-- begin Dataset excerpts --
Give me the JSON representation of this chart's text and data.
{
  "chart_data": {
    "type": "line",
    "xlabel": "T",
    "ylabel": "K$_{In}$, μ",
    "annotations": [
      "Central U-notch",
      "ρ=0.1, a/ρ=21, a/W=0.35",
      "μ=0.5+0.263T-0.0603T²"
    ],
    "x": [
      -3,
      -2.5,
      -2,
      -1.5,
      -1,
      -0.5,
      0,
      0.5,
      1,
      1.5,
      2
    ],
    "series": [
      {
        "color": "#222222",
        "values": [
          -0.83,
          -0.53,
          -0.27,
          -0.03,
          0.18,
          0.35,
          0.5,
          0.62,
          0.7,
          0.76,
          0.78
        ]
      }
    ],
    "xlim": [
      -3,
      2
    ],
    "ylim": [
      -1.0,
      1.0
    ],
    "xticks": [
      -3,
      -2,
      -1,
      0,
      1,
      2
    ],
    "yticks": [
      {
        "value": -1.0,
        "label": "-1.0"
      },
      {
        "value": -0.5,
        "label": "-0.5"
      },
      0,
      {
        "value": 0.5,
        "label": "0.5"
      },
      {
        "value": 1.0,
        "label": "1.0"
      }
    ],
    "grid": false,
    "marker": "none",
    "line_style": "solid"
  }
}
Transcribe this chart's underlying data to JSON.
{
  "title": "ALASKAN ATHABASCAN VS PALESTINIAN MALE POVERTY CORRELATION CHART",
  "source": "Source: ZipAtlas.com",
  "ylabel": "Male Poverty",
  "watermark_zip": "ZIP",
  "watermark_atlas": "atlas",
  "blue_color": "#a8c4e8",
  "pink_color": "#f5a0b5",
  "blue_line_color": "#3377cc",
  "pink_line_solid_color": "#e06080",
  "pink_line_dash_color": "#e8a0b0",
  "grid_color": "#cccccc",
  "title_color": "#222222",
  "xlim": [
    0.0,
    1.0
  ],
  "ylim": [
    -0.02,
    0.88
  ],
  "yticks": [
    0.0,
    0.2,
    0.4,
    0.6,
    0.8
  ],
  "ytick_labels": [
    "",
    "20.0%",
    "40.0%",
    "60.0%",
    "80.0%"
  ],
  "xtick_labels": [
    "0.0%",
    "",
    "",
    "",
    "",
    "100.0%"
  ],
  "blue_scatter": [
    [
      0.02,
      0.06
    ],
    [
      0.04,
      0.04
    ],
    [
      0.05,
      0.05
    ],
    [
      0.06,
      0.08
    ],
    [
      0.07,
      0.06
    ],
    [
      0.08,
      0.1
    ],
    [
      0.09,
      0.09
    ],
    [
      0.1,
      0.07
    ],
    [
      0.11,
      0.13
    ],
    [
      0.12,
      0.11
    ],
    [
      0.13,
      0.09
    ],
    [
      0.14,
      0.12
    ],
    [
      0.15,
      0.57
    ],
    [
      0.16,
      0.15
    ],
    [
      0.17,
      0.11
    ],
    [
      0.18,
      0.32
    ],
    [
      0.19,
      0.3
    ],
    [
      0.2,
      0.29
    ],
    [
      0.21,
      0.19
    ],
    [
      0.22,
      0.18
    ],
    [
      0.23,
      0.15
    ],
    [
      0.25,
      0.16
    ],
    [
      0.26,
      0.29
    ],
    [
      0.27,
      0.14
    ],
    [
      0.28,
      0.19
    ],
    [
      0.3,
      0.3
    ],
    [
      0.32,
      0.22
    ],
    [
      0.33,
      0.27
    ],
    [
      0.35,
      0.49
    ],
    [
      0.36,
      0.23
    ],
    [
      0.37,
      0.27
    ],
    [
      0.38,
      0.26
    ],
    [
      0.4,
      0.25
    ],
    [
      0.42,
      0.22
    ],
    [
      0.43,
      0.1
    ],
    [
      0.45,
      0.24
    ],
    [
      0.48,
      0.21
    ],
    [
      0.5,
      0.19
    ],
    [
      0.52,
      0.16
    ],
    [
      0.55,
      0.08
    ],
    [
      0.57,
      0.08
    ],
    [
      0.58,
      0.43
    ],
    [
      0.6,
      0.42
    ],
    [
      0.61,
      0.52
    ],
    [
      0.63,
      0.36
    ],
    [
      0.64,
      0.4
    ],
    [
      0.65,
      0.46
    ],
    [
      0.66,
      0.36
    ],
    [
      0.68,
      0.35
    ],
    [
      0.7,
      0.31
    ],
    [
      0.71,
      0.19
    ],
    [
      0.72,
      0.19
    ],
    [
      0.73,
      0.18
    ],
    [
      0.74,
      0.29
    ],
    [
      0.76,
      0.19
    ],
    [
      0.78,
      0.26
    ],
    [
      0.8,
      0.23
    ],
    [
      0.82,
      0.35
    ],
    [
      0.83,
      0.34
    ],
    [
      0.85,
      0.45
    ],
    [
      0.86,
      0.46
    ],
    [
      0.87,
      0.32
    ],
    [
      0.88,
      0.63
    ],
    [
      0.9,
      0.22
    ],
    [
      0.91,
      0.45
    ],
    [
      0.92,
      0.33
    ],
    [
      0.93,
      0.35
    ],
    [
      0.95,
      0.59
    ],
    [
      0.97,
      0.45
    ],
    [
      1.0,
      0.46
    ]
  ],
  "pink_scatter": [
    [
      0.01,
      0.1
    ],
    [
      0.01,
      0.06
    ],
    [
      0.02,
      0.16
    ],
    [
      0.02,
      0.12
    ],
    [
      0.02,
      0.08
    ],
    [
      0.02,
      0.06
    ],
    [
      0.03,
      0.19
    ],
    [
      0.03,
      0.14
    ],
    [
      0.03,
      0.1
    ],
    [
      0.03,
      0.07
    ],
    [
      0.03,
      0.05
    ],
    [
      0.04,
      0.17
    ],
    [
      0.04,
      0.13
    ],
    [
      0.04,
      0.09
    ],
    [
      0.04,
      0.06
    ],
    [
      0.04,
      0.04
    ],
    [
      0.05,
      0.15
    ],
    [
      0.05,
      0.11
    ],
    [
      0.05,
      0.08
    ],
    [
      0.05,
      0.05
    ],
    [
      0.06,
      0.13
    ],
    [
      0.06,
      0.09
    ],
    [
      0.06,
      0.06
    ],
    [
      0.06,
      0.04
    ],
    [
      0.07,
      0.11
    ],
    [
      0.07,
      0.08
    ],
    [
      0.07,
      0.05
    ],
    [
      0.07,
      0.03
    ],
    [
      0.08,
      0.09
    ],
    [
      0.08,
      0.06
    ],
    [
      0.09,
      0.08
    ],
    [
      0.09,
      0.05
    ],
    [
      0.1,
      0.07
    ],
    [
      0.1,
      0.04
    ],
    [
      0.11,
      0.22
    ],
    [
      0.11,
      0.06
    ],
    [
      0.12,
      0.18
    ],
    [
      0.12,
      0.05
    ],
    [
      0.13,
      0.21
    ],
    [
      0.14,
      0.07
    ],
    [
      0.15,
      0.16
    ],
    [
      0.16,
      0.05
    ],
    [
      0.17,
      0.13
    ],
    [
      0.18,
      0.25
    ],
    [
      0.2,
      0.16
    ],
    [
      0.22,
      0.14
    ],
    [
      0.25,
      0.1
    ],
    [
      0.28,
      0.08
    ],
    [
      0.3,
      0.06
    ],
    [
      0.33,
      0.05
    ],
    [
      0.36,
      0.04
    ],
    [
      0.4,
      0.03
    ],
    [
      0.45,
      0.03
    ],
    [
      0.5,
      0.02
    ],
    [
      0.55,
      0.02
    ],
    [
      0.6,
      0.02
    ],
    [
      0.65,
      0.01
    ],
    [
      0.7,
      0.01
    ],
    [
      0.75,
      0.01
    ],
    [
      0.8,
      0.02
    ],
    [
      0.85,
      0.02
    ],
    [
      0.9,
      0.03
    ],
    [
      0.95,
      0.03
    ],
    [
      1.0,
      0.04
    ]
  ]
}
-- end Dataset excerpts --
» **Aim of the exercise**
Every line of the material must be returned exactly as it appears.

» **Right answer**
Give me the JSON representation of this chart's text and data.
{
  "chart_data": {
    "type": "line",
    "xlabel": "T",
    "ylabel": "K$_{In}$, μ",
    "annotations": [
      "Central U-notch",
      "ρ=0.1, a/ρ=21, a/W=0.35",
      "μ=0.5+0.263T-0.0603T²"
    ],
    "x": [
      -3,
      -2.5,
      -2,
      -1.5,
      -1,
      -0.5,
      0,
      0.5,
      1,
      1.5,
      2
    ],
    "series": [
      {
        "color": "#222222",
        "values": [
          -0.83,
          -0.53,
          -0.27,
          -0.03,
          0.18,
          0.35,
          0.5,
          0.62,
          0.7,
          0.76,
          0.78
        ]
      }
    ],
    "xlim": [
      -3,
      2
    ],
    "ylim": [
      -1.0,
      1.0
    ],
    "xticks": [
      -3,
      -2,
      -1,
      0,
      1,
      2
    ],
    "yticks": [
      {
        "value": -1.0,
        "label": "-1.0"
      },
      {
        "value": -0.5,
        "label": "-0.5"
      },
      0,
      {
        "value": 0.5,
        "label": "0.5"
      },
      {
        "value": 1.0,
        "label": "1.0"
      }
    ],
    "grid": false,
    "marker": "none",
    "line_style": "solid"
  }
}
Transcribe this chart's underlying data to JSON.
{
  "title": "ALASKAN ATHABASCAN VS PALESTINIAN MALE POVERTY CORRELATION CHART",
  "source": "Source: ZipAtlas.com",
  "ylabel": "Male Poverty",
  "watermark_zip": "ZIP",
  "watermark_atlas": "atlas",
  "blue_color": "#a8c4e8",
  "pink_color": "#f5a0b5",
  "blue_line_color": "#3377cc",
  "pink_line_solid_color": "#e06080",
  "pink_line_dash_color": "#e8a0b0",
  "grid_color": "#cccccc",
  "title_color": "#222222",
  "xlim": [
    0.0,
    1.0
  ],
  "ylim": [
    -0.02,
    0.88
  ],
  "yticks": [
    0.0,
    0.2,
    0.4,
    0.6,
    0.8
  ],
  "ytick_labels": [
    "",
    "20.0%",
    "40.0%",
    "60.0%",
    "80.0%"
  ],
  "xtick_labels": [
    "0.0%",
    "",
    "",
    "",
    "",
    "100.0%"
  ],
  "blue_scatter": [
    [
      0.02,
      0.06
    ],
    [
      0.04,
      0.04
    ],
    [
      0.05,
      0.05
    ],
    [
      0.06,
      0.08
    ],
    [
      0.07,
      0.06
    ],
    [
      0.08,
      0.1
    ],
    [
      0.09,
      0.09
    ],
    [
      0.1,
      0.07
    ],
    [
      0.11,
      0.13
    ],
    [
      0.12,
      0.11
    ],
    [
      0.13,
      0.09
    ],
    [
      0.14,
      0.12
    ],
    [
      0.15,
      0.57
    ],
    [
      0.16,
      0.15
    ],
    [
      0.17,
      0.11
    ],
    [
      0.18,
      0.32
    ],
    [
      0.19,
      0.3
    ],
    [
      0.2,
      0.29
    ],
    [
      0.21,
      0.19
    ],
    [
      0.22,
      0.18
    ],
    [
      0.23,
      0.15
    ],
    [
      0.25,
      0.16
    ],
    [
      0.26,
      0.29
    ],
    [
      0.27,
      0.14
    ],
    [
      0.28,
      0.19
    ],
    [
      0.3,
      0.3
    ],
    [
      0.32,
      0.22
    ],
    [
      0.33,
      0.27
    ],
    [
      0.35,
      0.49
    ],
    [
      0.36,
      0.23
    ],
    [
      0.37,
      0.27
    ],
    [
      0.38,
      0.26
    ],
    [
      0.4,
      0.25
    ],
    [
      0.42,
      0.22
    ],
    [
      0.43,
      0.1
    ],
    [
      0.45,
      0.24
    ],
    [
      0.48,
      0.21
    ],
    [
      0.5,
      0.19
    ],
    [
      0.52,
      0.16
    ],
    [
      0.55,
      0.08
    ],
    [
      0.57,
      0.08
    ],
    [
      0.58,
      0.43
    ],
    [
      0.6,
      0.42
    ],
    [
      0.61,
      0.52
    ],
    [
      0.63,
      0.36
    ],
    [
      0.64,
      0.4
    ],
    [
      0.65,
      0.46
    ],
    [
      0.66,
      0.36
    ],
    [
      0.68,
      0.35
    ],
    [
      0.7,
      0.31
    ],
    [
      0.71,
      0.19
    ],
    [
      0.72,
      0.19
    ],
    [
      0.73,
      0.18
    ],
    [
      0.74,
      0.29
    ],
    [
      0.76,
      0.19
    ],
    [
      0.78,
      0.26
    ],
    [
      0.8,
      0.23
    ],
    [
      0.82,
      0.35
    ],
    [
      0.83,
      0.34
    ],
    [
      0.85,
      0.45
    ],
    [
      0.86,
      0.46
    ],
    [
      0.87,
      0.32
    ],
    [
      0.88,
      0.63
    ],
    [
      0.9,
      0.22
    ],
    [
      0.91,
      0.45
    ],
    [
      0.92,
      0.33
    ],
    [
      0.93,
      0.35
    ],
    [
      0.95,
      0.59
    ],
    [
      0.97,
      0.45
    ],
    [
      1.0,
      0.46
    ]
  ],
  "pink_scatter": [
    [
      0.01,
      0.1
    ],
    [
      0.01,
      0.06
    ],
    [
      0.02,
      0.16
    ],
    [
      0.02,
      0.12
    ],
    [
      0.02,
      0.08
    ],
    [
      0.02,
      0.06
    ],
    [
      0.03,
      0.19
    ],
    [
      0.03,
      0.14
    ],
    [
      0.03,
      0.1
    ],
    [
      0.03,
      0.07
    ],
    [
      0.03,
      0.05
    ],
    [
      0.04,
      0.17
    ],
    [
      0.04,
      0.13
    ],
    [
      0.04,
      0.09
    ],
    [
      0.04,
      0.06
    ],
    [
      0.04,
      0.04
    ],
    [
      0.05,
      0.15
    ],
    [
      0.05,
      0.11
    ],
    [
      0.05,
      0.08
    ],
    [
      0.05,
      0.05
    ],
    [
      0.06,
      0.13
    ],
    [
      0.06,
      0.09
    ],
    [
      0.06,
      0.06
    ],
    [
      0.06,
      0.04
    ],
    [
      0.07,
      0.11
    ],
    [
      0.07,
      0.08
    ],
    [
      0.07,
      0.05
    ],
    [
      0.07,
      0.03
    ],
    [
      0.08,
      0.09
    ],
    [
      0.08,
      0.06
    ],
    [
      0.09,
      0.08
    ],
    [
      0.09,
      0.05
    ],
    [
      0.1,
      0.07
    ],
    [
      0.1,
      0.04
    ],
    [
      0.11,
      0.22
    ],
    [
      0.11,
      0.06
    ],
    [
      0.12,
      0.18
    ],
    [
      0.12,
      0.05
    ],
    [
      0.13,
      0.21
    ],
    [
      0.14,
      0.07
    ],
    [
      0.15,
      0.16
    ],
    [
      0.16,
      0.05
    ],
    [
      0.17,
      0.13
    ],
    [
      0.18,
      0.25
    ],
    [
      0.2,
      0.16
    ],
    [
      0.22,
      0.14
    ],
    [
      0.25,
      0.1
    ],
    [
      0.28,
      0.08
    ],
    [
      0.3,
      0.06
    ],
    [
      0.33,
      0.05
    ],
    [
      0.36,
      0.04
    ],
    [
      0.4,
      0.03
    ],
    [
      0.45,
      0.03
    ],
    [
      0.5,
      0.02
    ],
    [
      0.55,
      0.02
    ],
    [
      0.6,
      0.02
    ],
    [
      0.65,
      0.01
    ],
    [
      0.7,
      0.01
    ],
    [
      0.75,
      0.01
    ],
    [
      0.8,
      0.02
    ],
    [
      0.85,
      0.02
    ],
    [
      0.9,
      0.03
    ],
    [
      0.95,
      0.03
    ],
    [
      1.0,
      0.04
    ]
  ]
}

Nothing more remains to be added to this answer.